Pull every line that holds the word "data" from the entries.

-- Material --
********
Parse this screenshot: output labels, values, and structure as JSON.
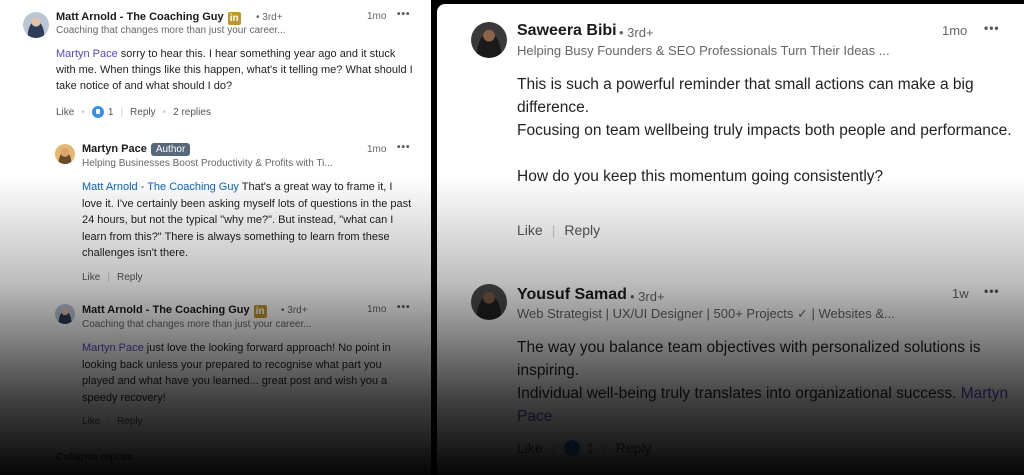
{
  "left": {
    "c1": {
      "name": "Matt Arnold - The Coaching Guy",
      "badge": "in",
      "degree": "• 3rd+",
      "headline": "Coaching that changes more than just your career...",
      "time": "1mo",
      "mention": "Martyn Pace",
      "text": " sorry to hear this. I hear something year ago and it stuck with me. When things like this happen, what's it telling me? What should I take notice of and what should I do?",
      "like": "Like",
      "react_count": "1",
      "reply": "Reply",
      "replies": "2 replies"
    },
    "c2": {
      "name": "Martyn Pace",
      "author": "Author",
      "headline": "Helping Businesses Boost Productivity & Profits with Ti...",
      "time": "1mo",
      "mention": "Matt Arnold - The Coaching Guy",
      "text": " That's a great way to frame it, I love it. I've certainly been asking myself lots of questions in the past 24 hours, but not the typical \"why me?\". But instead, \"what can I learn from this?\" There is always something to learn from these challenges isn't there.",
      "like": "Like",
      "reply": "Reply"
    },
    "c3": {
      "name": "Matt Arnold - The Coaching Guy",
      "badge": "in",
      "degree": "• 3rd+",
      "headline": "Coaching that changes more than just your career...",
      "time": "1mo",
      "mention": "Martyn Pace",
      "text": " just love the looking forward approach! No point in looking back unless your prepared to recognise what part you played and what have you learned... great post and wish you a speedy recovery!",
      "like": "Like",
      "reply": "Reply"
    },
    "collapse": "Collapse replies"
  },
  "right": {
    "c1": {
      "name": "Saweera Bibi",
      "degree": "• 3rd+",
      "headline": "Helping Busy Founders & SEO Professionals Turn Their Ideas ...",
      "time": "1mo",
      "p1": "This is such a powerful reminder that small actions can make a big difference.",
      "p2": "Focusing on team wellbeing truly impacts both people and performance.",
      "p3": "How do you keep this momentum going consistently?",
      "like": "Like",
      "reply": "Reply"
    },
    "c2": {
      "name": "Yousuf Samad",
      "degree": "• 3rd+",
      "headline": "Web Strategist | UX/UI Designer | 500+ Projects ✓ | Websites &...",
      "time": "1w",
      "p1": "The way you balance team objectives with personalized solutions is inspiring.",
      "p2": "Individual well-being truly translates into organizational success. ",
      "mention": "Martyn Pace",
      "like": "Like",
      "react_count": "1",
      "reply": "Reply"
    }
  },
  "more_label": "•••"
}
********
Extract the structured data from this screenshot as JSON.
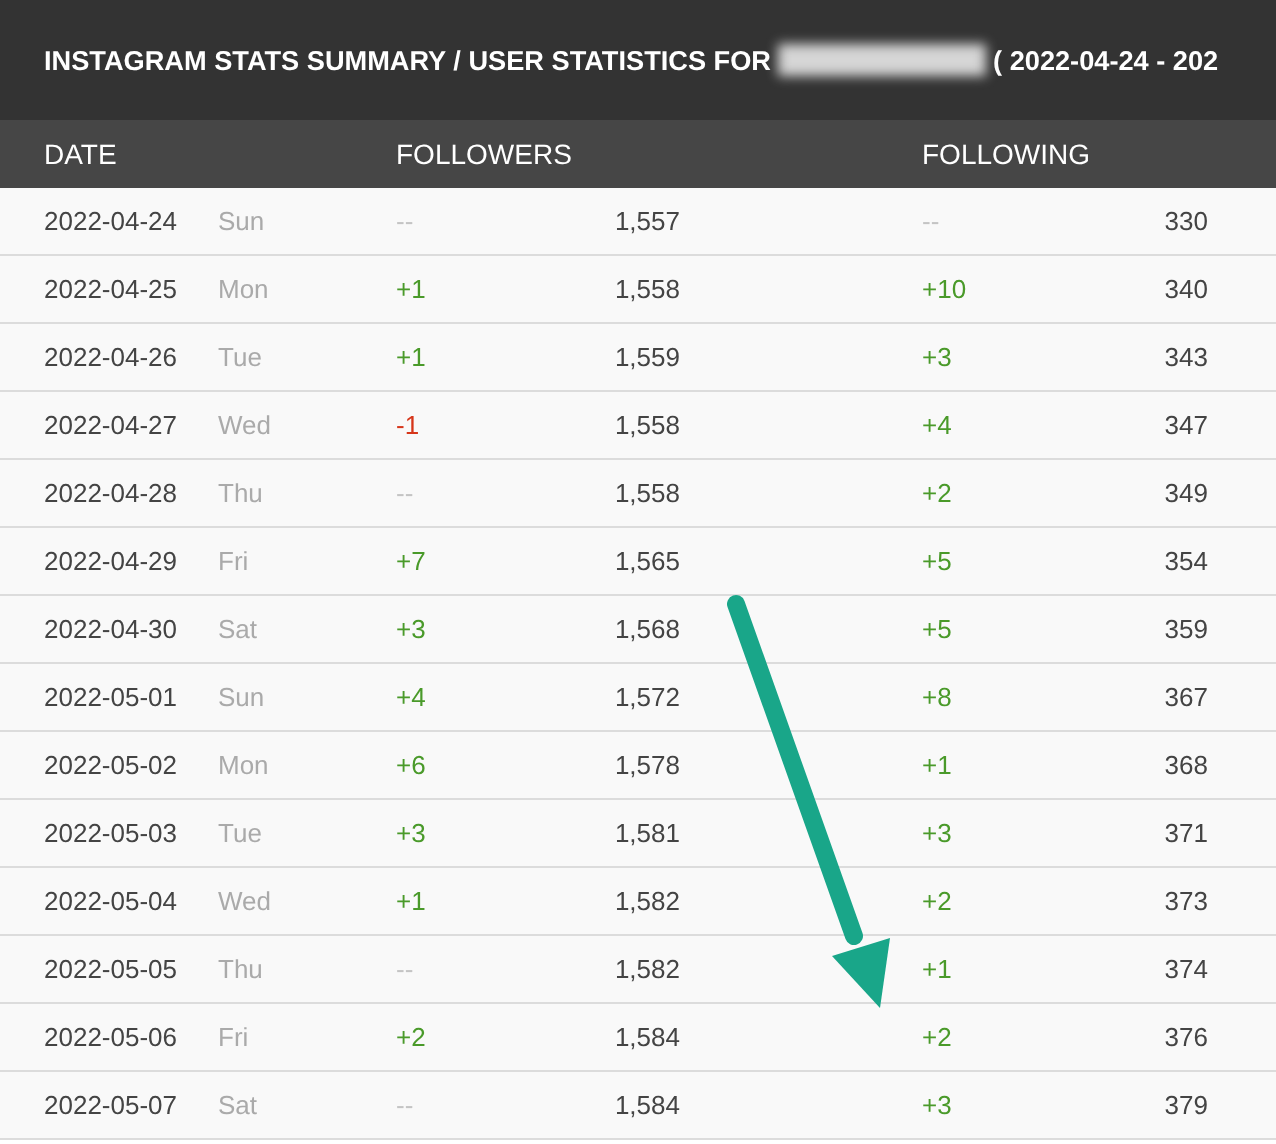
********
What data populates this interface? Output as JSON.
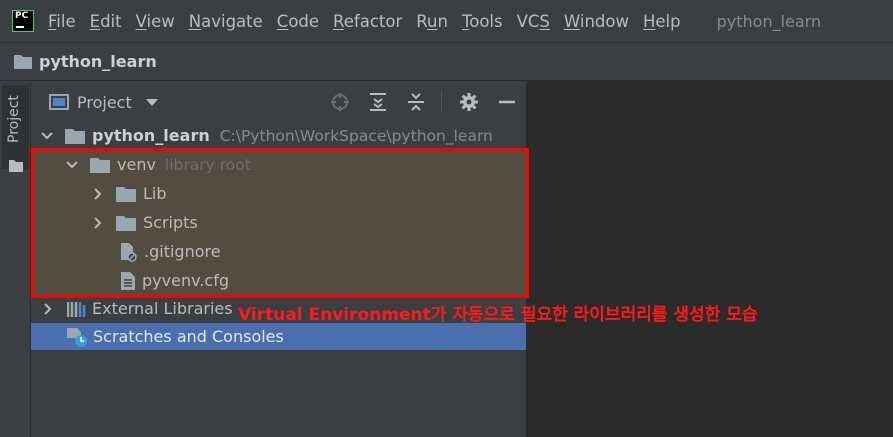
********
-- Full response --
Extract the structured data from this screenshot as JSON.
What data populates this interface? Output as JSON.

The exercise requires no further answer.